[INSTRUCTIONS FOR THE TASK]: Repeat each line exactly as it is written.

== RECORDED DATA

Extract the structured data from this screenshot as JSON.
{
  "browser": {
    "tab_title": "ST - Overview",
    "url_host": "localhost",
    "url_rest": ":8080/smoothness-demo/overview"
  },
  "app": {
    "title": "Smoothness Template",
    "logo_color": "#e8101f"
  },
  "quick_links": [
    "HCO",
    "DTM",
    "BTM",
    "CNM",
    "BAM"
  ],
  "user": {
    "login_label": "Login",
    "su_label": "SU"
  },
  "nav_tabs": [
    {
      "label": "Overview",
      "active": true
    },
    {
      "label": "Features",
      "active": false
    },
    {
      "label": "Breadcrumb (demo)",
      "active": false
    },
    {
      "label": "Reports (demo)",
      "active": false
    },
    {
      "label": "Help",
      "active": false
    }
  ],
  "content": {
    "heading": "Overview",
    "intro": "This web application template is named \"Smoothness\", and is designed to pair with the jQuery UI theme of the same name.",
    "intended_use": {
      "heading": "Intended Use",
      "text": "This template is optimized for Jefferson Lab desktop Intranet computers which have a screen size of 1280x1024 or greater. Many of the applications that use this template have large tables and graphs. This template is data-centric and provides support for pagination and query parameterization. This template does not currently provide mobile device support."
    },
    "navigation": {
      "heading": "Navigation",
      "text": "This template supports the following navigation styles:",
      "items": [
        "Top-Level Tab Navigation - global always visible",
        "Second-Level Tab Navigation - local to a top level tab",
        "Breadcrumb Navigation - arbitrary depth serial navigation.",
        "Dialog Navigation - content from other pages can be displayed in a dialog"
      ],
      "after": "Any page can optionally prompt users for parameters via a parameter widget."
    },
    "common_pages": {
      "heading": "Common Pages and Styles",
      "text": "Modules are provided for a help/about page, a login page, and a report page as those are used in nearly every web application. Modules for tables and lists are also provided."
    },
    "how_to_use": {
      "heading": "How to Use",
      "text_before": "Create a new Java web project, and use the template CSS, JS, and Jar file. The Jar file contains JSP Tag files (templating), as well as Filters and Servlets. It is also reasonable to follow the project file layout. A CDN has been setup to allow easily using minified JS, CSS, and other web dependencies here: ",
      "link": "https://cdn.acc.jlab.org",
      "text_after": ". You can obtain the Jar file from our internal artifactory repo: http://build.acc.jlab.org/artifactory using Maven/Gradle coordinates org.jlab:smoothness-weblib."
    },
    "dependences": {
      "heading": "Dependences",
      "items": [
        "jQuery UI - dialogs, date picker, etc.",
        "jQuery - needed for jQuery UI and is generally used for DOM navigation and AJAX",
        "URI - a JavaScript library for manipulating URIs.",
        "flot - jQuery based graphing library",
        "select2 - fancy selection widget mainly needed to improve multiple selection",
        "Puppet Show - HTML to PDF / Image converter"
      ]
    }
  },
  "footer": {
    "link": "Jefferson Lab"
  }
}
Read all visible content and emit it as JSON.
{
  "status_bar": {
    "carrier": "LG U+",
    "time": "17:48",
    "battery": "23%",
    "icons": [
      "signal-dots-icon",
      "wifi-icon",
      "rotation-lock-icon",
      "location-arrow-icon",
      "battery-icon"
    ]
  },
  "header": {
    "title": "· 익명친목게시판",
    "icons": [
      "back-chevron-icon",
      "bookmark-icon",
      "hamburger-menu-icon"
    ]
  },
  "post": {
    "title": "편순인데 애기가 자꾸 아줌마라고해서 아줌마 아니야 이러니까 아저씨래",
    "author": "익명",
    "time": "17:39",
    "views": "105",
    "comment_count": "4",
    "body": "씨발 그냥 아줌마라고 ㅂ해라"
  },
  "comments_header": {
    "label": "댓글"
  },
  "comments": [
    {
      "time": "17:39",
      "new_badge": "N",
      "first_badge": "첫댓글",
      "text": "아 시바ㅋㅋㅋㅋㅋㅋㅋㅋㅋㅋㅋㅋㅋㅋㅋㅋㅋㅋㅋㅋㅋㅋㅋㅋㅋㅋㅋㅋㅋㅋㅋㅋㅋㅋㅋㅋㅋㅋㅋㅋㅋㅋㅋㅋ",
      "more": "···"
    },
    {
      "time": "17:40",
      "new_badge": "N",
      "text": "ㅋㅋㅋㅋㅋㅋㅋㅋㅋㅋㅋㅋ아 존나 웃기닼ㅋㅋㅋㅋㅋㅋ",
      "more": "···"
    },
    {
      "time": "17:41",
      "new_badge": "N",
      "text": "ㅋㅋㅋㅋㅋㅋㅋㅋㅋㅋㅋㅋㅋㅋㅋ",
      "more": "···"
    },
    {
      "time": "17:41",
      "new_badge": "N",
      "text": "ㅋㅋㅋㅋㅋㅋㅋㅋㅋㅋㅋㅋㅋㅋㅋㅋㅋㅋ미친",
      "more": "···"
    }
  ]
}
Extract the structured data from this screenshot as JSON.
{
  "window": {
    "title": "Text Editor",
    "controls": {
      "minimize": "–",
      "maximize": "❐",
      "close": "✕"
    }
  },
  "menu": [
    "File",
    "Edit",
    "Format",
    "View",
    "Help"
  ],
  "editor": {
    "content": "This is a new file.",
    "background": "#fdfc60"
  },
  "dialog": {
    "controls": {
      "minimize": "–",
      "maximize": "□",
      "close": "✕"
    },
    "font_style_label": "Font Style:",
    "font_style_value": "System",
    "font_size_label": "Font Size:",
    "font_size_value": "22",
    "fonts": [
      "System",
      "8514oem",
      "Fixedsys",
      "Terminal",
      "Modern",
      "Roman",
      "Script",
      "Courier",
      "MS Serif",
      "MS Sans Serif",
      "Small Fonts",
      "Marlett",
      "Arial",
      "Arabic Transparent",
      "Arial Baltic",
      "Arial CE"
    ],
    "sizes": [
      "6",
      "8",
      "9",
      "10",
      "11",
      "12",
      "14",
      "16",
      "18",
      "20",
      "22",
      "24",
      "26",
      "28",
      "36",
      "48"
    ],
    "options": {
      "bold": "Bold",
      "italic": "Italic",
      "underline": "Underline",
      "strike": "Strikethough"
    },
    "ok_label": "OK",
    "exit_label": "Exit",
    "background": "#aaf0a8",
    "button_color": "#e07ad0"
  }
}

====

[ANSWER IN FULL]:
Extract the structured data from this screenshot as JSON.
{
  "browser": {
    "tab_title": "ST - Overview",
    "url_host": "localhost",
    "url_rest": ":8080/smoothness-demo/overview"
  },
  "app": {
    "title": "Smoothness Template",
    "logo_color": "#e8101f"
  },
  "quick_links": [
    "HCO",
    "DTM",
    "BTM",
    "CNM",
    "BAM"
  ],
  "user": {
    "login_label": "Login",
    "su_label": "SU"
  },
  "nav_tabs": [
    {
      "label": "Overview",
      "active": true
    },
    {
      "label": "Features",
      "active": false
    },
    {
      "label": "Breadcrumb (demo)",
      "active": false
    },
    {
      "label": "Reports (demo)",
      "active": false
    },
    {
      "label": "Help",
      "active": false
    }
  ],
  "content": {
    "heading": "Overview",
    "intro": "This web application template is named \"Smoothness\", and is designed to pair with the jQuery UI theme of the same name.",
    "intended_use": {
      "heading": "Intended Use",
      "text": "This template is optimized for Jefferson Lab desktop Intranet computers which have a screen size of 1280x1024 or greater. Many of the applications that use this template have large tables and graphs. This template is data-centric and provides support for pagination and query parameterization. This template does not currently provide mobile device support."
    },
    "navigation": {
      "heading": "Navigation",
      "text": "This template supports the following navigation styles:",
      "items": [
        "Top-Level Tab Navigation - global always visible",
        "Second-Level Tab Navigation - local to a top level tab",
        "Breadcrumb Navigation - arbitrary depth serial navigation.",
        "Dialog Navigation - content from other pages can be displayed in a dialog"
      ],
      "after": "Any page can optionally prompt users for parameters via a parameter widget."
    },
    "common_pages": {
      "heading": "Common Pages and Styles",
      "text": "Modules are provided for a help/about page, a login page, and a report page as those are used in nearly every web application. Modules for tables and lists are also provided."
    },
    "how_to_use": {
      "heading": "How to Use",
      "text_before": "Create a new Java web project, and use the template CSS, JS, and Jar file. The Jar file contains JSP Tag files (templating), as well as Filters and Servlets. It is also reasonable to follow the project file layout. A CDN has been setup to allow easily using minified JS, CSS, and other web dependencies here: ",
      "link": "https://cdn.acc.jlab.org",
      "text_after": ". You can obtain the Jar file from our internal artifactory repo: http://build.acc.jlab.org/artifactory using Maven/Gradle coordinates org.jlab:smoothness-weblib."
    },
    "dependences": {
      "heading": "Dependences",
      "items": [
        "jQuery UI - dialogs, date picker, etc.",
        "jQuery - needed for jQuery UI and is generally used for DOM navigation and AJAX",
        "URI - a JavaScript library for manipulating URIs.",
        "flot - jQuery based graphing library",
        "select2 - fancy selection widget mainly needed to improve multiple selection",
        "Puppet Show - HTML to PDF / Image converter"
      ]
    }
  },
  "footer": {
    "link": "Jefferson Lab"
  }
}
Read all visible content and emit it as JSON.
{
  "status_bar": {
    "carrier": "LG U+",
    "time": "17:48",
    "battery": "23%",
    "icons": [
      "signal-dots-icon",
      "wifi-icon",
      "rotation-lock-icon",
      "location-arrow-icon",
      "battery-icon"
    ]
  },
  "header": {
    "title": "· 익명친목게시판",
    "icons": [
      "back-chevron-icon",
      "bookmark-icon",
      "hamburger-menu-icon"
    ]
  },
  "post": {
    "title": "편순인데 애기가 자꾸 아줌마라고해서 아줌마 아니야 이러니까 아저씨래",
    "author": "익명",
    "time": "17:39",
    "views": "105",
    "comment_count": "4",
    "body": "씨발 그냥 아줌마라고 ㅂ해라"
  },
  "comments_header": {
    "label": "댓글"
  },
  "comments": [
    {
      "time": "17:39",
      "new_badge": "N",
      "first_badge": "첫댓글",
      "text": "아 시바ㅋㅋㅋㅋㅋㅋㅋㅋㅋㅋㅋㅋㅋㅋㅋㅋㅋㅋㅋㅋㅋㅋㅋㅋㅋㅋㅋㅋㅋㅋㅋㅋㅋㅋㅋㅋㅋㅋㅋㅋㅋㅋㅋㅋ",
      "more": "···"
    },
    {
      "time": "17:40",
      "new_badge": "N",
      "text": "ㅋㅋㅋㅋㅋㅋㅋㅋㅋㅋㅋㅋ아 존나 웃기닼ㅋㅋㅋㅋㅋㅋ",
      "more": "···"
    },
    {
      "time": "17:41",
      "new_badge": "N",
      "text": "ㅋㅋㅋㅋㅋㅋㅋㅋㅋㅋㅋㅋㅋㅋㅋ",
      "more": "···"
    },
    {
      "time": "17:41",
      "new_badge": "N",
      "text": "ㅋㅋㅋㅋㅋㅋㅋㅋㅋㅋㅋㅋㅋㅋㅋㅋㅋㅋ미친",
      "more": "···"
    }
  ]
}
Extract the structured data from this screenshot as JSON.
{
  "window": {
    "title": "Text Editor",
    "controls": {
      "minimize": "–",
      "maximize": "❐",
      "close": "✕"
    }
  },
  "menu": [
    "File",
    "Edit",
    "Format",
    "View",
    "Help"
  ],
  "editor": {
    "content": "This is a new file.",
    "background": "#fdfc60"
  },
  "dialog": {
    "controls": {
      "minimize": "–",
      "maximize": "□",
      "close": "✕"
    },
    "font_style_label": "Font Style:",
    "font_style_value": "System",
    "font_size_label": "Font Size:",
    "font_size_value": "22",
    "fonts": [
      "System",
      "8514oem",
      "Fixedsys",
      "Terminal",
      "Modern",
      "Roman",
      "Script",
      "Courier",
      "MS Serif",
      "MS Sans Serif",
      "Small Fonts",
      "Marlett",
      "Arial",
      "Arabic Transparent",
      "Arial Baltic",
      "Arial CE"
    ],
    "sizes": [
      "6",
      "8",
      "9",
      "10",
      "11",
      "12",
      "14",
      "16",
      "18",
      "20",
      "22",
      "24",
      "26",
      "28",
      "36",
      "48"
    ],
    "options": {
      "bold": "Bold",
      "italic": "Italic",
      "underline": "Underline",
      "strike": "Strikethough"
    },
    "ok_label": "OK",
    "exit_label": "Exit",
    "background": "#aaf0a8",
    "button_color": "#e07ad0"
  }
}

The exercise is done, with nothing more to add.